* BEGIN Provided entries *

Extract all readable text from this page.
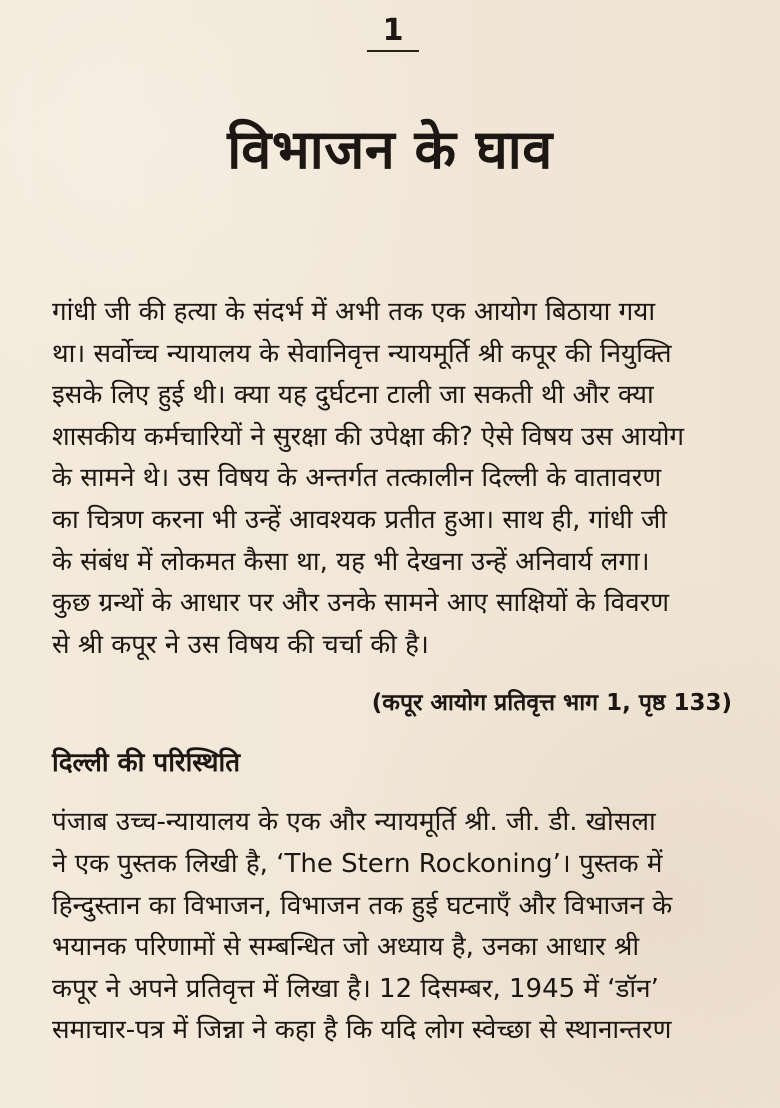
1
विभाजन के घाव

गांधी जी की हत्या के संदर्भ में अभी तक एक आयोग बिठाया गया
था। सर्वोच्च न्यायालय के सेवानिवृत्त न्यायमूर्ति श्री कपूर की नियुक्ति
इसके लिए हुई थी। क्या यह दुर्घटना टाली जा सकती थी और क्या
शासकीय कर्मचारियों ने सुरक्षा की उपेक्षा की? ऐसे विषय उस आयोग
के सामने थे। उस विषय के अन्तर्गत तत्कालीन दिल्ली के वातावरण
का चित्रण करना भी उन्हें आवश्यक प्रतीत हुआ। साथ ही, गांधी जी
के संबंध में लोकमत कैसा था, यह भी देखना उन्हें अनिवार्य लगा।
कुछ ग्रन्थों के आधार पर और उनके सामने आए साक्षियों के विवरण
से श्री कपूर ने उस विषय की चर्चा की है।

(कपूर आयोग प्रतिवृत्त भाग 1, पृष्ठ 133)
दिल्ली की परिस्थिति

पंजाब उच्च-न्यायालय के एक और न्यायमूर्ति श्री. जी. डी. खोसला
ने एक पुस्तक लिखी है, ‘The Stern Rockoning’। पुस्तक में
हिन्दुस्तान का विभाजन, विभाजन तक हुई घटनाएँ और विभाजन के
भयानक परिणामों से सम्बन्धित जो अध्याय है, उनका आधार श्री
कपूर ने अपने प्रतिवृत्त में लिखा है। 12 दिसम्बर, 1945 में ‘डॉन’
समाचार-पत्र में जिन्ना ने कहा है कि यदि लोग स्वेच्छा से स्थानान्तरण
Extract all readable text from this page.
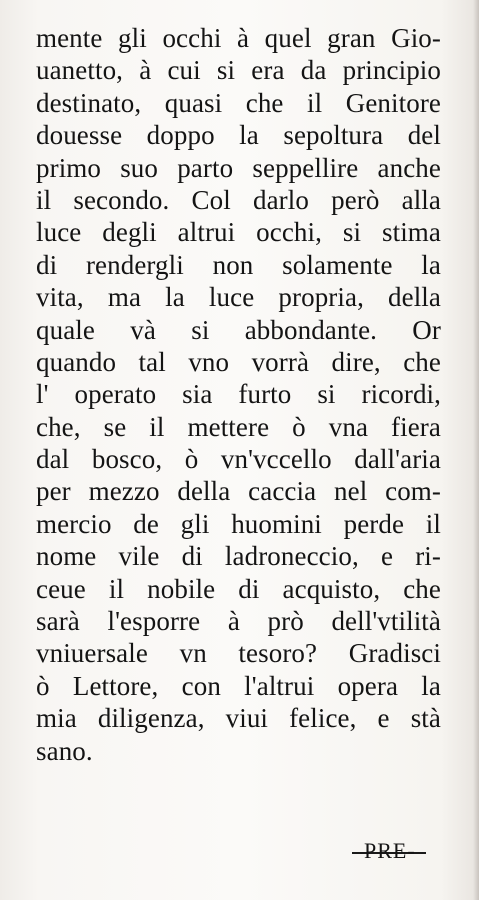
mente gli occhi à quel gran Gio-
uanetto, à cui si era da principio
destinato, quasi che il Genitore
douesse doppo la sepoltura del
primo suo parto seppellire anche
il secondo. Col darlo però alla
luce degli altrui occhi, si stima
di rendergli non solamente la
vita, ma la luce propria, della
quale và si abbondante. Or
quando tal vno vorrà dire, che
l' operato sia furto si ricordi,
che, se il mettere ò vna fiera
dal bosco, ò vn'vccello dall'aria
per mezzo della caccia nel com-
mercio de gli huomini perde il
nome vile di ladroneccio, e ri-
ceue il nobile di acquisto, che
sarà l'esporre à prò dell'vtilità
vniuersale vn tesoro? Gradisci
ò Lettore, con l'altrui opera la
mia diligenza, viui felice, e stà
sano.
PRE-
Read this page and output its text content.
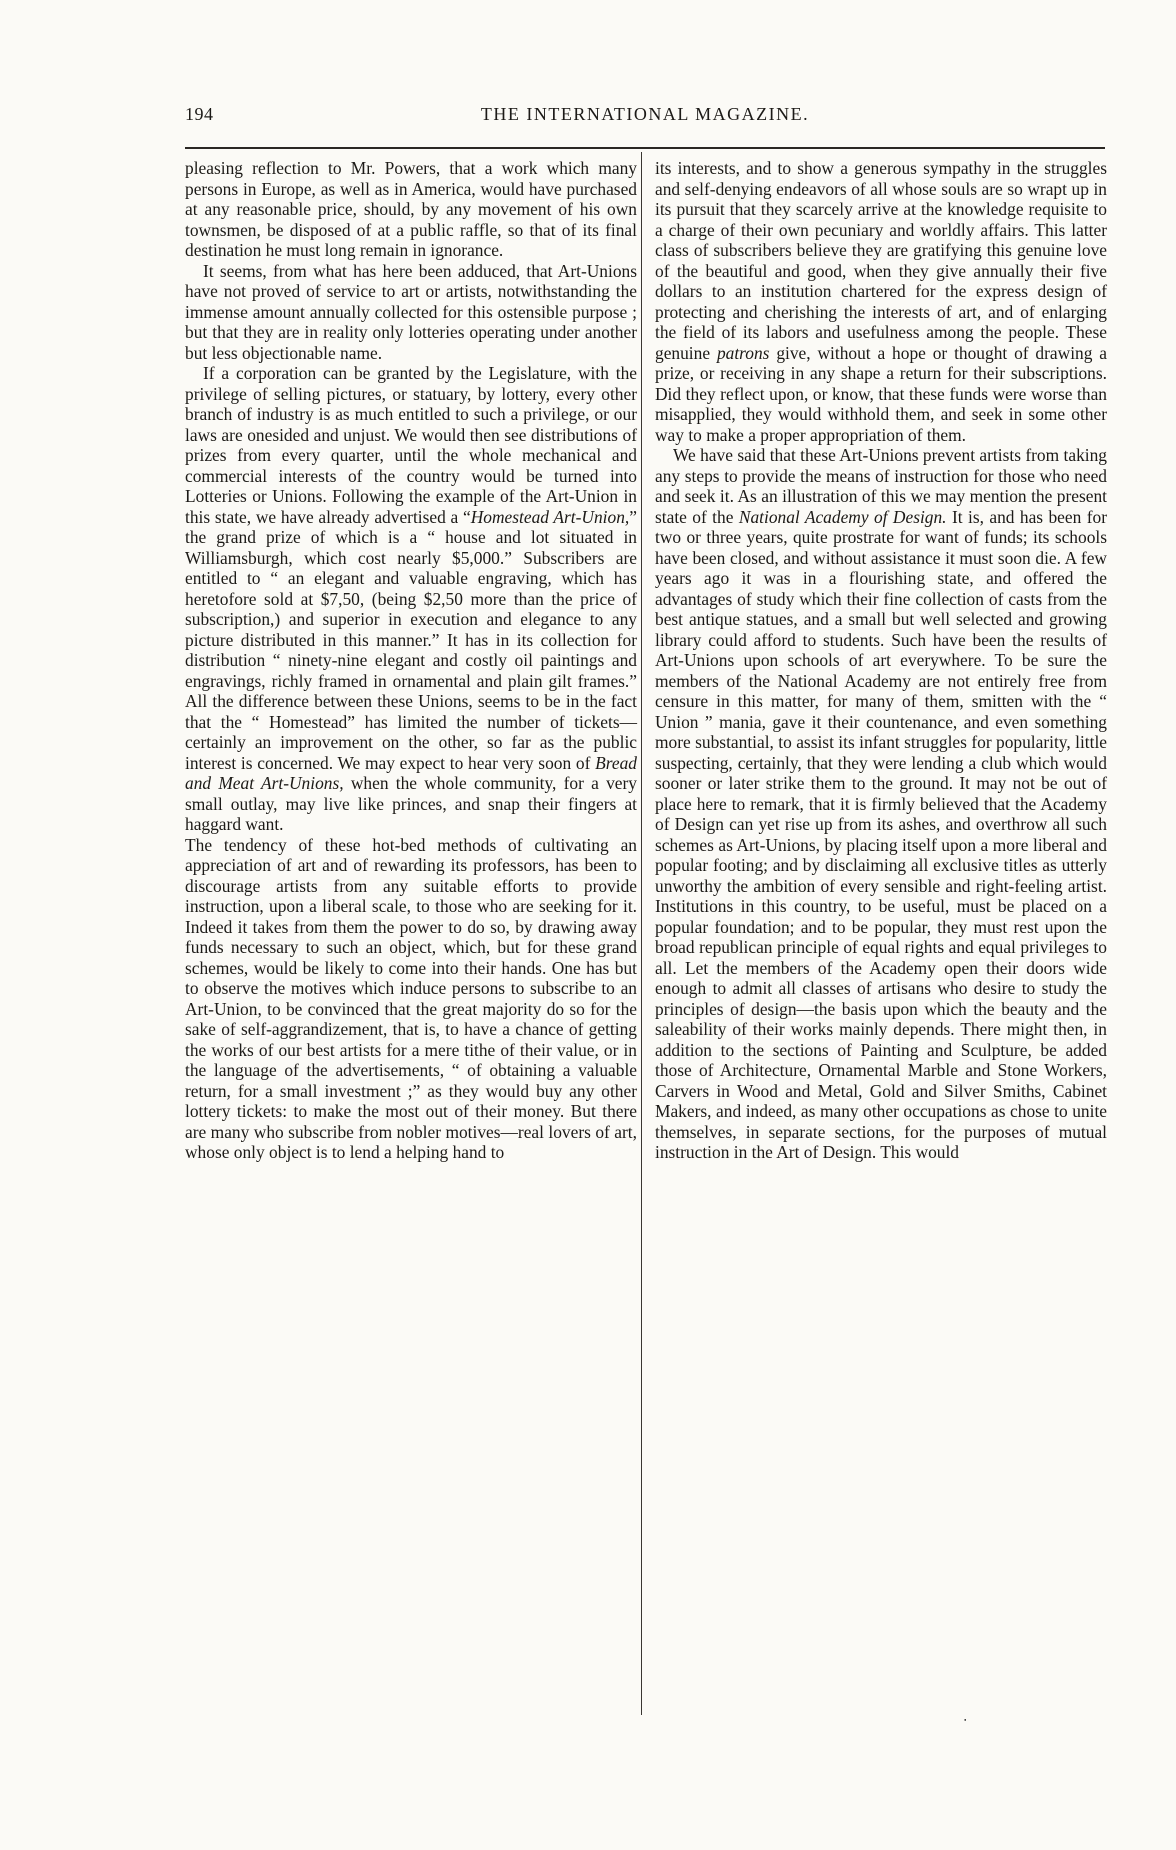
194	THE INTERNATIONAL MAGAZINE.

pleasing reflection to Mr. Powers, that a work which many persons in Europe, as well as in America, would have purchased at any reasonable price, should, by any movement of his own townsmen, be disposed of at a public raffle, so that of its final destination he must long remain in ignorance.

It seems, from what has here been adduced, that Art-Unions have not proved of service to art or artists, notwithstanding the immense amount annually collected for this ostensible purpose ; but that they are in reality only lotteries operating under another but less objectionable name.

If a corporation can be granted by the Legislature, with the privilege of selling pictures, or statuary, by lottery, every other branch of industry is as much entitled to such a privilege, or our laws are onesided and unjust. We would then see distributions of prizes from every quarter, until the whole mechanical and commercial interests of the country would be turned into Lotteries or Unions. Following the example of the Art-Union in this state, we have already advertised a “Homestead Art-Union,” the grand prize of which is a “ house and lot situated in Williamsburgh, which cost nearly $5,000.” Subscribers are entitled to “ an elegant and valuable engraving, which has heretofore sold at $7,50, (being $2,50 more than the price of subscription,) and superior in execution and elegance to any picture distributed in this manner.” It has in its collection for distribution “ ninety-nine elegant and costly oil paintings and engravings, richly framed in ornamental and plain gilt frames.” All the difference between these Unions, seems to be in the fact that the “ Homestead” has limited the number of tickets—certainly an improvement on the other, so far as the public interest is concerned. We may expect to hear very soon of Bread and Meat Art-Unions, when the whole community, for a very small outlay, may live like princes, and snap their fingers at haggard want.

The tendency of these hot-bed methods of cultivating an appreciation of art and of rewarding its professors, has been to discourage artists from any suitable efforts to provide instruction, upon a liberal scale, to those who are seeking for it. Indeed it takes from them the power to do so, by drawing away funds necessary to such an object, which, but for these grand schemes, would be likely to come into their hands. One has but to observe the motives which induce persons to subscribe to an Art-Union, to be convinced that the great majority do so for the sake of self-aggrandizement, that is, to have a chance of getting the works of our best artists for a mere tithe of their value, or in the language of the advertisements, “ of obtaining a valuable return, for a small investment ;” as they would buy any other lottery tickets: to make the most out of their money. But there are many who subscribe from nobler motives—real lovers of art, whose only object is to lend a helping hand to

its interests, and to show a generous sympathy in the struggles and self-denying endeavors of all whose souls are so wrapt up in its pursuit that they scarcely arrive at the knowledge requisite to a charge of their own pecuniary and worldly affairs. This latter class of subscribers believe they are gratifying this genuine love of the beautiful and good, when they give annually their five dollars to an institution chartered for the express design of protecting and cherishing the interests of art, and of enlarging the field of its labors and usefulness among the people. These genuine patrons give, without a hope or thought of drawing a prize, or receiving in any shape a return for their subscriptions. Did they reflect upon, or know, that these funds were worse than misapplied, they would withhold them, and seek in some other way to make a proper appropriation of them.

We have said that these Art-Unions prevent artists from taking any steps to provide the means of instruction for those who need and seek it. As an illustration of this we may mention the present state of the National Academy of Design. It is, and has been for two or three years, quite prostrate for want of funds; its schools have been closed, and without assistance it must soon die. A few years ago it was in a flourishing state, and offered the advantages of study which their fine collection of casts from the best antique statues, and a small but well selected and growing library could afford to students. Such have been the results of Art-Unions upon schools of art everywhere. To be sure the members of the National Academy are not entirely free from censure in this matter, for many of them, smitten with the “ Union ” mania, gave it their countenance, and even something more substantial, to assist its infant struggles for popularity, little suspecting, certainly, that they were lending a club which would sooner or later strike them to the ground. It may not be out of place here to remark, that it is firmly believed that the Academy of Design can yet rise up from its ashes, and overthrow all such schemes as Art-Unions, by placing itself upon a more liberal and popular footing; and by disclaiming all exclusive titles as utterly unworthy the ambition of every sensible and right-feeling artist. Institutions in this country, to be useful, must be placed on a popular foundation; and to be popular, they must rest upon the broad republican principle of equal rights and equal privileges to all. Let the members of the Academy open their doors wide enough to admit all classes of artisans who desire to study the principles of design—the basis upon which the beauty and the saleability of their works mainly depends. There might then, in addition to the sections of Painting and Sculpture, be added those of Architecture, Ornamental Marble and Stone Workers, Carvers in Wood and Metal, Gold and Silver Smiths, Cabinet Makers, and indeed, as many other occupations as chose to unite themselves, in separate sections, for the purposes of mutual instruction in the Art of Design. This would

‧
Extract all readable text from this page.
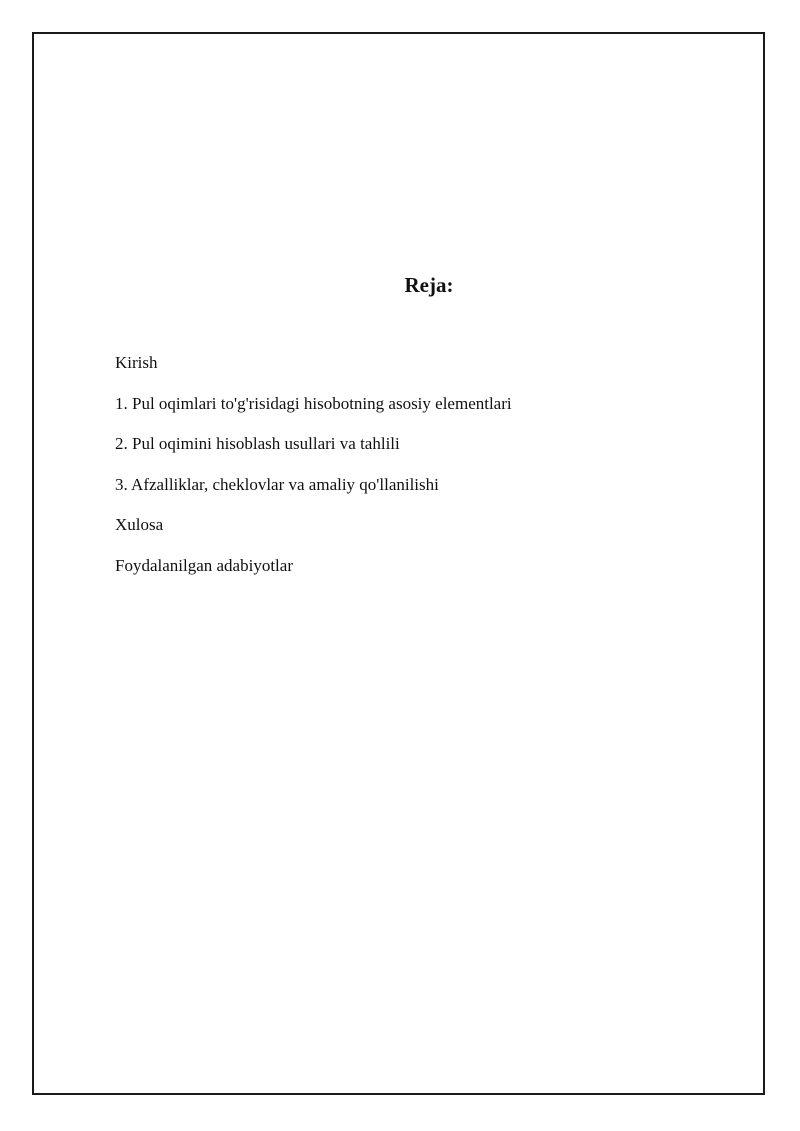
Reja:
Kirish
1. Pul oqimlari to'g'risidagi hisobotning asosiy elementlari
2. Pul oqimini hisoblash usullari va tahlili
3. Afzalliklar, cheklovlar va amaliy qo'llanilishi
Xulosa
Foydalanilgan adabiyotlar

* END Provided entries *

Work to do:
Scan the material above for the word "della". Copy each line where it occurs.

Answer for the task:
vita, ma la luce propria, della
per mezzo della caccia nel com-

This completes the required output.